* REQUIRED WORK *
Gather all lines containing the string "icon" and copy them out.

#### RECORDS FOR THIS EXERCISE

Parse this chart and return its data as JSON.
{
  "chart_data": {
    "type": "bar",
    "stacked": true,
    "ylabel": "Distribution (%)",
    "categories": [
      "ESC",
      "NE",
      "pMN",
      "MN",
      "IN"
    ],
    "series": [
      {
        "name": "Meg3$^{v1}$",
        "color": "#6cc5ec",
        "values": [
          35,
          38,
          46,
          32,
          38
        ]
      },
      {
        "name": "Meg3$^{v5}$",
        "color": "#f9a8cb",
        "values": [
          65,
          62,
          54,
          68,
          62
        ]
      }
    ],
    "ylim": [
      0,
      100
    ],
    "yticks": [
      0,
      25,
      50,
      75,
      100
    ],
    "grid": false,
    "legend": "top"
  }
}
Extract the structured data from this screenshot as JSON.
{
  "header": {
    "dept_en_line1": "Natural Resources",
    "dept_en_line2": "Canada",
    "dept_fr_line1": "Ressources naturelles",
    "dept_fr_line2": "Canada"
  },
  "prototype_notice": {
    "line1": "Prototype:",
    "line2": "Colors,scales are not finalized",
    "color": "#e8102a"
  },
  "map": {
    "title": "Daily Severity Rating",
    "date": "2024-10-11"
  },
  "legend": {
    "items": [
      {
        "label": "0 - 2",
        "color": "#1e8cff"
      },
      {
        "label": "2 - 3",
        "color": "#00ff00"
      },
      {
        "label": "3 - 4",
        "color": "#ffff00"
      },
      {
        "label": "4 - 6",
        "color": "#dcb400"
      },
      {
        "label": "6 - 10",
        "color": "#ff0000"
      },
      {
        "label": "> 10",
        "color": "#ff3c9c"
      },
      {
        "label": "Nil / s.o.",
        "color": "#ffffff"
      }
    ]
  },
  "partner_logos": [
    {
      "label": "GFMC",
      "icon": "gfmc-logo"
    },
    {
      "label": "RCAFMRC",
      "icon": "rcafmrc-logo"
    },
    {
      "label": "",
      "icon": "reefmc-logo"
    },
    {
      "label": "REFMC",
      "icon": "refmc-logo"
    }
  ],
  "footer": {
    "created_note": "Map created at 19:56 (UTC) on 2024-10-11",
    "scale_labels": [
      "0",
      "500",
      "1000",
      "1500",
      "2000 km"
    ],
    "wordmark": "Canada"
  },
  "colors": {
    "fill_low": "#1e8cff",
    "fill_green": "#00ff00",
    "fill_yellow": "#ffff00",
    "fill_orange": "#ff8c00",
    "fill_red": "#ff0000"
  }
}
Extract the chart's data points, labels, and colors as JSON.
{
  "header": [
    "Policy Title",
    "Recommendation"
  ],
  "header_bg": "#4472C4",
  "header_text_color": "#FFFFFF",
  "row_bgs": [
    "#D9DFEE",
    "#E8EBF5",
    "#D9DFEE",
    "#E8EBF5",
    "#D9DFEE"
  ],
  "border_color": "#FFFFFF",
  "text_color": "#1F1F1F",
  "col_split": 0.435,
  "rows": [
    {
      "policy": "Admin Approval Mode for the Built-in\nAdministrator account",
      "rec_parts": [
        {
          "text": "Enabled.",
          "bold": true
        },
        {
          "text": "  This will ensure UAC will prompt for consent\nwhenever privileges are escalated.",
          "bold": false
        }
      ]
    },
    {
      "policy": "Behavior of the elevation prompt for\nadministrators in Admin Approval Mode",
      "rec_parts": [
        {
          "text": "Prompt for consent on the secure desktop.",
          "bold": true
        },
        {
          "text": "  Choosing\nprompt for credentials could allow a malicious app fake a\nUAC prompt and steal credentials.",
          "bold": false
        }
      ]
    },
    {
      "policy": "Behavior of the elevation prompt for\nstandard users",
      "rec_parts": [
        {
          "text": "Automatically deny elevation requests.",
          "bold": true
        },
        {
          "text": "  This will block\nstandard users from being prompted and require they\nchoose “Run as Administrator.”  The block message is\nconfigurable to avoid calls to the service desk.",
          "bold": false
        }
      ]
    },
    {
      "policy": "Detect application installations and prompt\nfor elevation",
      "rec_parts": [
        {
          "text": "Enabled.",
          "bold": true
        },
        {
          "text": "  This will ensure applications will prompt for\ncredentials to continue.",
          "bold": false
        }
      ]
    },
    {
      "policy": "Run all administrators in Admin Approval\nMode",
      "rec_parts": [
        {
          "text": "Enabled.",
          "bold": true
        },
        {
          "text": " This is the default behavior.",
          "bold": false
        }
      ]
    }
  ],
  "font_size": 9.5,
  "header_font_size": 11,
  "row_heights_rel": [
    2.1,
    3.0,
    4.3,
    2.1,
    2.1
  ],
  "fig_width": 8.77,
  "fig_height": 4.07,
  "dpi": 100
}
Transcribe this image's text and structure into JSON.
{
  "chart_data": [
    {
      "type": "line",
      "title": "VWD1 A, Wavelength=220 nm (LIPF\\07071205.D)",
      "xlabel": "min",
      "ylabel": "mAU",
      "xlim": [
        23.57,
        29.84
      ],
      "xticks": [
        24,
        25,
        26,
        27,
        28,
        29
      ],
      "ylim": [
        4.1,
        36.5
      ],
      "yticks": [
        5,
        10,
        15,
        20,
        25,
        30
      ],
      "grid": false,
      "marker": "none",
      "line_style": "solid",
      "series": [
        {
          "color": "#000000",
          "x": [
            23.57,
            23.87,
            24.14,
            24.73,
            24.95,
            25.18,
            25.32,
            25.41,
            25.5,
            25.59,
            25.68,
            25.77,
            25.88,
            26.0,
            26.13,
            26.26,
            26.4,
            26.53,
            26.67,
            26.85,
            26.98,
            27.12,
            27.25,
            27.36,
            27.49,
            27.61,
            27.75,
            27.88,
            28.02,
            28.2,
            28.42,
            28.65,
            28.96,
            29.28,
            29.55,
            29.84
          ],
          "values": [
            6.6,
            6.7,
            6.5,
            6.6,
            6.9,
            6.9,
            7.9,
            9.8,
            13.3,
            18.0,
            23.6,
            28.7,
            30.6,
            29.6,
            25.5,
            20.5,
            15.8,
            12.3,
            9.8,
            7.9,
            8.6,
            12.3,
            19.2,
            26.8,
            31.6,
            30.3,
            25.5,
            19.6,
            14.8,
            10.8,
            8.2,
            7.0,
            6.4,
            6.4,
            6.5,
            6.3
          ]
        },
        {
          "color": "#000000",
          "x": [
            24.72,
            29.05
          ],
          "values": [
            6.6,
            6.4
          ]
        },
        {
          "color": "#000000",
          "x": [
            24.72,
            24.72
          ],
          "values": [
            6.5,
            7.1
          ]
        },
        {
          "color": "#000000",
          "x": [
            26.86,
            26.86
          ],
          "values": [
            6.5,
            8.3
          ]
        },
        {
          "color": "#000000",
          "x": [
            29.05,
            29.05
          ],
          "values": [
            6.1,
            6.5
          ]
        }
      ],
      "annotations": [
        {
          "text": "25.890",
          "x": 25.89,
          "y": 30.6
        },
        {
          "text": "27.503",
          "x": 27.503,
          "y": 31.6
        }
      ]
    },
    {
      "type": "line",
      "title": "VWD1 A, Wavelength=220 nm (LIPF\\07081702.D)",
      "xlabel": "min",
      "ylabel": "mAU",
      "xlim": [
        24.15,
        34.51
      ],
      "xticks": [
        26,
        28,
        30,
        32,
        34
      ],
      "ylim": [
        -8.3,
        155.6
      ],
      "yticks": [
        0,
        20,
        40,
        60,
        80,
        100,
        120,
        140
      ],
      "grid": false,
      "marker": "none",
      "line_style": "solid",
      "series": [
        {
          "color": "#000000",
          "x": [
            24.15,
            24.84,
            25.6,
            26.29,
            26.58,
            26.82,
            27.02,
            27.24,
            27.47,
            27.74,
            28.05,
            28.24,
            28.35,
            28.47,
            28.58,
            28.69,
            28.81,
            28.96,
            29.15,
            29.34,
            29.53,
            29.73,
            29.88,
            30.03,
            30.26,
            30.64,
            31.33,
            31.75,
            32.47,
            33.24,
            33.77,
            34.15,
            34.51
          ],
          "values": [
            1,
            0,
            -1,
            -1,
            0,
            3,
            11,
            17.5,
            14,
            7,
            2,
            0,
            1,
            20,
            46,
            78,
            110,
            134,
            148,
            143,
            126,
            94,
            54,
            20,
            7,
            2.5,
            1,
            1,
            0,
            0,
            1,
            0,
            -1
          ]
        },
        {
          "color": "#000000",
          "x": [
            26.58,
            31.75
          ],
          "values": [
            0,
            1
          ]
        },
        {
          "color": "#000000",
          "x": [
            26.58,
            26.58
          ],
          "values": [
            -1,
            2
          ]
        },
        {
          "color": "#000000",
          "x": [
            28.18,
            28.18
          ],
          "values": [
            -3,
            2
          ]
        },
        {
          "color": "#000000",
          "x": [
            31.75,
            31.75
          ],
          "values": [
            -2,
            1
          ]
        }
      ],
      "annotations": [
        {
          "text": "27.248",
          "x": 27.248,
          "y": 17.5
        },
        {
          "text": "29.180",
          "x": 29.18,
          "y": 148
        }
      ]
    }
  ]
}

########

* EXERCISE RESPONSE *
      "icon": "gfmc-logo"
      "icon": "rcafmrc-logo"
      "icon": "reefmc-logo"
      "icon": "refmc-logo"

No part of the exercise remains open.